▶ Text block
== Segment start ==
Differential targeting and signalling of voltage-gated T-type Cav 3.2 and L-type Cav 1.2 channels to ryanodine receptors in mesenteric arteries.

Recent data suggest that T-type Cav 3.2 channels in arterial vascular smooth muscle cells (VSMCs) and pits structure of caveolae could contribute to elementary Ca2+ signalling (Ca2+ sparks) via ryanodine receptors (RyRs) to cause vasodilatation. While plausible, their precise involvement in igniting Ca2+ sparks remains largely unexplored. The goal of this study was to elucidate the contribution of caveolar Cav 3.2 channels and their functional interaction with Cav 1.2 channels to trigger Ca2+ sparks in VSMCs from mesenteric, tibial and cerebral arteries. We used tamoxifen-inducible smooth muscle-specific Cav 1.2-/- (SMAKO) mice and laser scanning confocal microscopy to assess Ca2+ spark generation in VSMCs. Ni2+ , Cd2+ and methyl-β-cyclodextrin were used to inhibit Cav 3.2 channels, Cav 1.2 channels and caveolae, respectively. Ni2+ (50 μmol L-1 ) and methyl-β-cyclodextrin (10 mmol L-1 ) decreased Ca2+ spark frequency by ∼20-30% in mesenteric VSMCs in a non-additive manner, but failed to inhibit Ca2+ sparks in tibial and cerebral artery VSMCs. Cd2+ (200 μmol L-1 ) suppressed Ca2+ sparks in mesenteric arteries by ∼70-80%. A similar suppression of Ca2+ sparks was seen in mesenteric artery VSMCs of SMAKO mice. The remaining Ca2+ sparks were fully abolished by Ni2+ or methyl-β-cyclodextrin. Our data demonstrate that Ca2+ influx through CaV 1.2 channels is the primary means of triggering Ca2+ sparks in murine arterial VSMCs. CaV 3.2 channels, localized to caveolae and tightly coupled to RyR, provide an additional Ca2+ source for Ca2+ spark generation in mesenteric, but not tibial and cerebral, arteries.
== Segment end ==
▶ Given information
== Segment start ==
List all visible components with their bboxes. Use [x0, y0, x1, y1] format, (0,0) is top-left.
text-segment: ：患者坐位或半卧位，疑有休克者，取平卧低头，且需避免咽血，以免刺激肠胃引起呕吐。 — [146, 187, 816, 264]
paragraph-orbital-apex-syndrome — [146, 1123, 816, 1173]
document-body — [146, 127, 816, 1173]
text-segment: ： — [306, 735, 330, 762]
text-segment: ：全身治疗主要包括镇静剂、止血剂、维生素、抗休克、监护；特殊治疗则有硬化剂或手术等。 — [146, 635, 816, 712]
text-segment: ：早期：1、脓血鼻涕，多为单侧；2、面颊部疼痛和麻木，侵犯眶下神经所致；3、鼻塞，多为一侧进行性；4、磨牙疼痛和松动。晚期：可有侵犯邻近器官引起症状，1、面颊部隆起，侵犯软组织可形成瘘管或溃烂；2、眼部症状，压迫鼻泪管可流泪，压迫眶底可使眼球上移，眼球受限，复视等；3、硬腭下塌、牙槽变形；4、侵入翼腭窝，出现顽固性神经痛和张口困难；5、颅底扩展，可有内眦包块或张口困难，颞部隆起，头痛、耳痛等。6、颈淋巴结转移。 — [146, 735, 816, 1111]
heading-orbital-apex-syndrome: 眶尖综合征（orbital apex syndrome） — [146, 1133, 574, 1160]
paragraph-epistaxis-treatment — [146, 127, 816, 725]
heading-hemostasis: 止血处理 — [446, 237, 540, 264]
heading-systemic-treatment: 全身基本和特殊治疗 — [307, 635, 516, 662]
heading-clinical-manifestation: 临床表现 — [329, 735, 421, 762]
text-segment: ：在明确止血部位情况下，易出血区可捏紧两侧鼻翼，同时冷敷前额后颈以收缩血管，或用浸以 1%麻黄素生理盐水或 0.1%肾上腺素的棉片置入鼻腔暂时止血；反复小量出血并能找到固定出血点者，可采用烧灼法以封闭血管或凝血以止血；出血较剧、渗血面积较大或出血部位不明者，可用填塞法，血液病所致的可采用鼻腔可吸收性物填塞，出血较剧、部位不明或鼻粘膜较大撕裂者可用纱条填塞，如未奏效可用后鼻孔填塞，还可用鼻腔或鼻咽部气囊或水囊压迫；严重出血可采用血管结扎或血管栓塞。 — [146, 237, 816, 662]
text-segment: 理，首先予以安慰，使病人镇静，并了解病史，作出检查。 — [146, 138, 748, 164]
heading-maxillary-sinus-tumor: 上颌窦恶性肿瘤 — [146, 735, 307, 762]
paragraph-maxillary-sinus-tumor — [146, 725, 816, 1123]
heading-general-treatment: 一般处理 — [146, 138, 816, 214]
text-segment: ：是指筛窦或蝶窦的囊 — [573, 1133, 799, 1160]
== Segment end ==
▶ Problems to solve
[1] The abstract on calcium channels in mesenteric arteries names three substances used to block parts of the signaling process. List each one with the target it was used to inhibit.
[2] In the abstract on calcium channels in mesenteric arteries, what results support the claim that calcium entry through CaV 1.2 channels is the main trigger of Ca2+ sparks? Answer in one to three sentences.
Answer from the abstract alone.

▶ Exercise answers
[1]
- Ni2+: Cav 3.2 channels
- Cd2+: Cav 1.2 channels
- Methyl-β-cyclodextrin: caveolae

[2] Blocking Cav 1.2 channels with Cd2+ (200 μmol L-1) cut Ca2+ sparks in mesenteric arteries by about 70-80%. A similar drop appeared in mesenteric artery smooth muscle cells from SMAKO mice, which lack Cav 1.2 in smooth muscle. Blocking Cav 3.2 channels or caveolae reduced spark frequency by only about 20-30%.